## Problem
Exclude the pictures and retype the entries as written.
[START OF Rows]
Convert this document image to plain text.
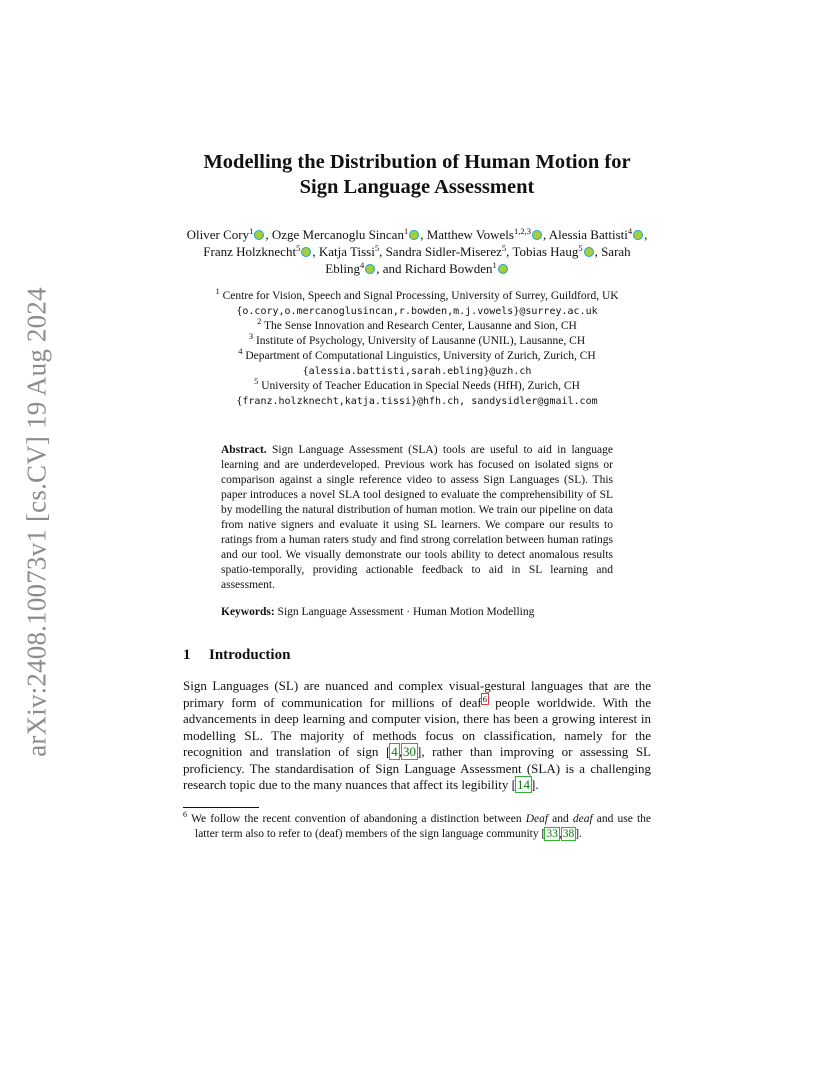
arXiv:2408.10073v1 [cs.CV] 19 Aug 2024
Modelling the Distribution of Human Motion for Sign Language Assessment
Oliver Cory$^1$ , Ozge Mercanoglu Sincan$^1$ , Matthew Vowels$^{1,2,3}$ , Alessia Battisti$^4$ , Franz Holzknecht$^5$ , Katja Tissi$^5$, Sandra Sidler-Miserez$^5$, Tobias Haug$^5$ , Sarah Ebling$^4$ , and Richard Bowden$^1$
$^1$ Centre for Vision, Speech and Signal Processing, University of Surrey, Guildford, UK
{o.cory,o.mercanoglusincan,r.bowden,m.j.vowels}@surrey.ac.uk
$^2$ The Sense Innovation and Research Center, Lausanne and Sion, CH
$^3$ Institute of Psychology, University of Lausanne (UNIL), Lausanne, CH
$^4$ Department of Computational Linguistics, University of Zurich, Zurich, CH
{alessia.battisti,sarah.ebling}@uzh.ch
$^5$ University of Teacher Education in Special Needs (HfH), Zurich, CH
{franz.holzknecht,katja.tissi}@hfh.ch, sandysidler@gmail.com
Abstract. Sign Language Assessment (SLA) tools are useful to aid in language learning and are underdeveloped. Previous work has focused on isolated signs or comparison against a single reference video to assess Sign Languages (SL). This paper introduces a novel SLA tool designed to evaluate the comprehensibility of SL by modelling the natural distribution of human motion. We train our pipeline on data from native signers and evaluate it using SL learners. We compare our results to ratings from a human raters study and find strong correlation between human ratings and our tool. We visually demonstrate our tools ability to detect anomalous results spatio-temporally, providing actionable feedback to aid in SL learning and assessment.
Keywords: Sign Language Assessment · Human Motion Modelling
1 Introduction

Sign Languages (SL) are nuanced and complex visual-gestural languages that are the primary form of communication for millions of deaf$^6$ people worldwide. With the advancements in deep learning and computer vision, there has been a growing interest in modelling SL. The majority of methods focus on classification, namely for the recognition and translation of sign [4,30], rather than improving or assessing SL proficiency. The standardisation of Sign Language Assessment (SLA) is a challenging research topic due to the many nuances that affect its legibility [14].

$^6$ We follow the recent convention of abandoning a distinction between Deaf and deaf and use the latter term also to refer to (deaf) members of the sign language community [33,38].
[END OF Rows]
## Exercise response
Convert this document image to plain text.
arXiv:2408.10073v1 [cs.CV] 19 Aug 2024
Modelling the Distribution of Human Motion for Sign Language Assessment
Oliver Cory$^1$ , Ozge Mercanoglu Sincan$^1$ , Matthew Vowels$^{1,2,3}$ , Alessia Battisti$^4$ , Franz Holzknecht$^5$ , Katja Tissi$^5$, Sandra Sidler-Miserez$^5$, Tobias Haug$^5$ , Sarah Ebling$^4$ , and Richard Bowden$^1$
$^1$ Centre for Vision, Speech and Signal Processing, University of Surrey, Guildford, UK
{o.cory,o.mercanoglusincan,r.bowden,m.j.vowels}@surrey.ac.uk
$^2$ The Sense Innovation and Research Center, Lausanne and Sion, CH
$^3$ Institute of Psychology, University of Lausanne (UNIL), Lausanne, CH
$^4$ Department of Computational Linguistics, University of Zurich, Zurich, CH
{alessia.battisti,sarah.ebling}@uzh.ch
$^5$ University of Teacher Education in Special Needs (HfH), Zurich, CH
{franz.holzknecht,katja.tissi}@hfh.ch, sandysidler@gmail.com
Abstract. Sign Language Assessment (SLA) tools are useful to aid in language learning and are underdeveloped. Previous work has focused on isolated signs or comparison against a single reference video to assess Sign Languages (SL). This paper introduces a novel SLA tool designed to evaluate the comprehensibility of SL by modelling the natural distribution of human motion. We train our pipeline on data from native signers and evaluate it using SL learners. We compare our results to ratings from a human raters study and find strong correlation between human ratings and our tool. We visually demonstrate our tools ability to detect anomalous results spatio-temporally, providing actionable feedback to aid in SL learning and assessment.
Keywords: Sign Language Assessment · Human Motion Modelling
1 Introduction

Sign Languages (SL) are nuanced and complex visual-gestural languages that are the primary form of communication for millions of deaf$^6$ people worldwide. With the advancements in deep learning and computer vision, there has been a growing interest in modelling SL. The majority of methods focus on classification, namely for the recognition and translation of sign [4,30], rather than improving or assessing SL proficiency. The standardisation of Sign Language Assessment (SLA) is a challenging research topic due to the many nuances that affect its legibility [14].

$^6$ We follow the recent convention of abandoning a distinction between Deaf and deaf and use the latter term also to refer to (deaf) members of the sign language community [33,38].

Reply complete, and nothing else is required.